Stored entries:
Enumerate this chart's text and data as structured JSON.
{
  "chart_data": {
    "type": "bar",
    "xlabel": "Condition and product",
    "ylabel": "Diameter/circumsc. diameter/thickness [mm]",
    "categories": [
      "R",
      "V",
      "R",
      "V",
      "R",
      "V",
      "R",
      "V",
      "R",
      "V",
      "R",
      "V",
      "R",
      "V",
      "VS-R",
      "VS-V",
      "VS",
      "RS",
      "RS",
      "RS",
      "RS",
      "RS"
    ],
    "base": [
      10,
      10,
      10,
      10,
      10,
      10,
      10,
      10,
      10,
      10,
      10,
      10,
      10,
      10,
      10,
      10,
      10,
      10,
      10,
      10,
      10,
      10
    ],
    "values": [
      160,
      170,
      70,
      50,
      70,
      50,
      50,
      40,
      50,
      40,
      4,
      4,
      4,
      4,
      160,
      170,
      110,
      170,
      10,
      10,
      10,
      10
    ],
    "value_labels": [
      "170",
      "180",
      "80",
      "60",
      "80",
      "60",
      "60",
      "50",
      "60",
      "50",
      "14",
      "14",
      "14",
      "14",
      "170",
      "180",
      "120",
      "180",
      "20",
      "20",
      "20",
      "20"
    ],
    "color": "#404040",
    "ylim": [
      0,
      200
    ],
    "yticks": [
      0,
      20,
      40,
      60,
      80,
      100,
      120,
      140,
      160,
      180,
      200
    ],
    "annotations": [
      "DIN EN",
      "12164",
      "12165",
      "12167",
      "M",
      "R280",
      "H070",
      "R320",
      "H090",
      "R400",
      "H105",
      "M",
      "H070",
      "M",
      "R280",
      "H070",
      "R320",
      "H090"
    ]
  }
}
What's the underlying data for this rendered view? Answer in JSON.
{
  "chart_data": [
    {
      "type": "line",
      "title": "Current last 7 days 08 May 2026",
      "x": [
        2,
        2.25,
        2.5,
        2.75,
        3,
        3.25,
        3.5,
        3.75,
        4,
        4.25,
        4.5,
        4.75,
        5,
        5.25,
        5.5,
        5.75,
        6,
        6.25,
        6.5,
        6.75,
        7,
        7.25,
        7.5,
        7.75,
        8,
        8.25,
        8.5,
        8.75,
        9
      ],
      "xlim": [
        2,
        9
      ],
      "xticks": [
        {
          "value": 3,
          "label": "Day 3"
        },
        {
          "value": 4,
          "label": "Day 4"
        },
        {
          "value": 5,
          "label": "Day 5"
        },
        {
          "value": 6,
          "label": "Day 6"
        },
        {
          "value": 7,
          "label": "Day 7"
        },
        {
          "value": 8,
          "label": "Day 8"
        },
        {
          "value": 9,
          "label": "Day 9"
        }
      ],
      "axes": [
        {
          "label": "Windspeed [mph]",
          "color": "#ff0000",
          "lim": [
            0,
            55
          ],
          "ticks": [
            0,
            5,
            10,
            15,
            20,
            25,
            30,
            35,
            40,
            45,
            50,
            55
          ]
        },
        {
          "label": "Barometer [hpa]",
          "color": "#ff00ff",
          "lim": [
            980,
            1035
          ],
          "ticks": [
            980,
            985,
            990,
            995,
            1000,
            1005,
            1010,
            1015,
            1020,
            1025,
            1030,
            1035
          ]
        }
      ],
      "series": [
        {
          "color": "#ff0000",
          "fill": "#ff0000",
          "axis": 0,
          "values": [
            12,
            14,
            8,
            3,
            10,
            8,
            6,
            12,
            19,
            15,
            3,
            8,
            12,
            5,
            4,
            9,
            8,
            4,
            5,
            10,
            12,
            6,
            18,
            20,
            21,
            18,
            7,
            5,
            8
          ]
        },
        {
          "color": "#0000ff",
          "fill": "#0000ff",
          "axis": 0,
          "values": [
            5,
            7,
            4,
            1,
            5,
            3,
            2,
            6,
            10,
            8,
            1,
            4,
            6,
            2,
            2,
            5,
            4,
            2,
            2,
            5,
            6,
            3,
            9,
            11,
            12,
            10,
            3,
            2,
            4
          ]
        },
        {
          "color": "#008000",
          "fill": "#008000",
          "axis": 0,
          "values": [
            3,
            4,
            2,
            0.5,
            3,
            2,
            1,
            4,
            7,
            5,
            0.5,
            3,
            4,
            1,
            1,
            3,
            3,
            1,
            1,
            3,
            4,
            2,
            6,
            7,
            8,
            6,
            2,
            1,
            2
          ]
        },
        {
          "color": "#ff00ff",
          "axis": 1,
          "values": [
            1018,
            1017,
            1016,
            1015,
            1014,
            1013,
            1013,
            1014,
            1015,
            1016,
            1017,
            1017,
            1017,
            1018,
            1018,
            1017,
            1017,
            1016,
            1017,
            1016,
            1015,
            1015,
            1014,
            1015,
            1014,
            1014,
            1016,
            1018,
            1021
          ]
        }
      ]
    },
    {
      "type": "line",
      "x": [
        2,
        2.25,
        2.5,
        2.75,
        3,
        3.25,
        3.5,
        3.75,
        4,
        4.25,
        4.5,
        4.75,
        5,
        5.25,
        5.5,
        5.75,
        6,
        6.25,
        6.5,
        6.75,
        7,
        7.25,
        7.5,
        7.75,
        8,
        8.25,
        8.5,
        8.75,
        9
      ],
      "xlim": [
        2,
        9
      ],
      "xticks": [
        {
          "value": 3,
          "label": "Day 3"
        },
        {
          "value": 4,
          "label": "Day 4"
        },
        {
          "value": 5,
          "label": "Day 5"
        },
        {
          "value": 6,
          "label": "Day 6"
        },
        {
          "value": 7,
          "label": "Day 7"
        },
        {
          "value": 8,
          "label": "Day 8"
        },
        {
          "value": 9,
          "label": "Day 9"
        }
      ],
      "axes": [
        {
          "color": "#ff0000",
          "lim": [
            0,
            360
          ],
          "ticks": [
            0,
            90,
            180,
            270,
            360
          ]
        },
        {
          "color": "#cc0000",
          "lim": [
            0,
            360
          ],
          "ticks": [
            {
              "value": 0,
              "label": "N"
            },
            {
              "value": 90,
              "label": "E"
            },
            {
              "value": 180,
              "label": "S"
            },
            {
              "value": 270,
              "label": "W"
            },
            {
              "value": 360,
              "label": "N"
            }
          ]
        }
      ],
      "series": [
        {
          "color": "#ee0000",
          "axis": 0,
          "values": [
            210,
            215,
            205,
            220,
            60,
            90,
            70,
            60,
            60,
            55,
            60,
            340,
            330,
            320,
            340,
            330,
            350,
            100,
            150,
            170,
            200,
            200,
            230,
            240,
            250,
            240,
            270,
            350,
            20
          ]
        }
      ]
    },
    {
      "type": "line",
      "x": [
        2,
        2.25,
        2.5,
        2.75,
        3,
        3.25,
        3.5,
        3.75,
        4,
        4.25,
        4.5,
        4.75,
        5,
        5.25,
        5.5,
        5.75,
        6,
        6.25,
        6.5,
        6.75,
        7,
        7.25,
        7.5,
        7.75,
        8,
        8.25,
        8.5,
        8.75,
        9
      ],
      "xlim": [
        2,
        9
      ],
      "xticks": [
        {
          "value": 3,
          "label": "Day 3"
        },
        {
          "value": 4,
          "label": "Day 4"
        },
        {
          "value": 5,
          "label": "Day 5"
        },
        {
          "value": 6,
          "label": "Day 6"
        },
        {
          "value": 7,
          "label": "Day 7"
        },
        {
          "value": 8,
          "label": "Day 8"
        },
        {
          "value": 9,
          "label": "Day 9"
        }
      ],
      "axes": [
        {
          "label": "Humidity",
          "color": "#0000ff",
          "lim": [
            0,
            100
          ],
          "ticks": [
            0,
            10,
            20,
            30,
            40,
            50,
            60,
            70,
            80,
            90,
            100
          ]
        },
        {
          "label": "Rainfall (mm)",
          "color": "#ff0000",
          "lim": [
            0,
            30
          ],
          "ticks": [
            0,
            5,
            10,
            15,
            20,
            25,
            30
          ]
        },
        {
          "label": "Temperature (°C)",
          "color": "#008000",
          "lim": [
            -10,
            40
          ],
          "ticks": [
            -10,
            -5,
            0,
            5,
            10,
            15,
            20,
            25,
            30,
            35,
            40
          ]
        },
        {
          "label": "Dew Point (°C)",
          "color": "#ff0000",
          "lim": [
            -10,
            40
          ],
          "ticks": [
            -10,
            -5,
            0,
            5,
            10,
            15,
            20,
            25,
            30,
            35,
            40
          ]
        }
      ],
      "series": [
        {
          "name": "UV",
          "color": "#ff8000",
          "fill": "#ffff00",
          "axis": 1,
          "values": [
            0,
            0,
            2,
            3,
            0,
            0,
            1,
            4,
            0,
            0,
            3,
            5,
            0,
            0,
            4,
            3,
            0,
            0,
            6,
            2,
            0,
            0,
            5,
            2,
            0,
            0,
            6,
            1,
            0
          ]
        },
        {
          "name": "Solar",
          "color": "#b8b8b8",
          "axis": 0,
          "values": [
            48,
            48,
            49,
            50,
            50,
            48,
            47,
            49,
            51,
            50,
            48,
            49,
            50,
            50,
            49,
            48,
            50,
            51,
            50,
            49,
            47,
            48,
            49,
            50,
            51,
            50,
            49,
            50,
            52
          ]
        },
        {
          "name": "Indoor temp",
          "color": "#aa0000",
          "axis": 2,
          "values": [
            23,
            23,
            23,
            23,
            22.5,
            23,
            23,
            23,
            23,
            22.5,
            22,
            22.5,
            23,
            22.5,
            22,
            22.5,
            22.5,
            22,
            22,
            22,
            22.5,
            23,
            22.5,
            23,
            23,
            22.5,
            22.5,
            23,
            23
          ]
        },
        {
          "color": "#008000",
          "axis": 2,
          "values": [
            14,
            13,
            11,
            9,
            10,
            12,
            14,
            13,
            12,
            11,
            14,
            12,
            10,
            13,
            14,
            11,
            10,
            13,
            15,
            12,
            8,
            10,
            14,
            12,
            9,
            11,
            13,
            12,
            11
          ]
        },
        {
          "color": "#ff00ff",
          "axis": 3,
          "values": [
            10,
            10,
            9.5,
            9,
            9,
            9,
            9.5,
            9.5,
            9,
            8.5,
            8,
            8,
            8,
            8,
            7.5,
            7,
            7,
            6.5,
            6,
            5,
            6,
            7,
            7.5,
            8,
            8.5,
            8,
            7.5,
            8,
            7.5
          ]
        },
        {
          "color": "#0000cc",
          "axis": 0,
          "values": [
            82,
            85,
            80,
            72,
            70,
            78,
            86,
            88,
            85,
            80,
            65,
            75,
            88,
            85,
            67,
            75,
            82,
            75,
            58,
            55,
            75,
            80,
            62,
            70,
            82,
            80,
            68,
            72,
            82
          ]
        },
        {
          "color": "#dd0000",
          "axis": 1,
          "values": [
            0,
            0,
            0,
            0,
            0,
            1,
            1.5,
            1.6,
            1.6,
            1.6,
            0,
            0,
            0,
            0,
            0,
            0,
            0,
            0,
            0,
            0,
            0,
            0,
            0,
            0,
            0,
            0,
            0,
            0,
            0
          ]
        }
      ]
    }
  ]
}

• **Written instruction**: Look through the data and gather every line with the string "JSON" in it.

• **Final answer**:
Enumerate this chart's text and data as structured JSON.
What's the underlying data for this rendered view? Answer in JSON.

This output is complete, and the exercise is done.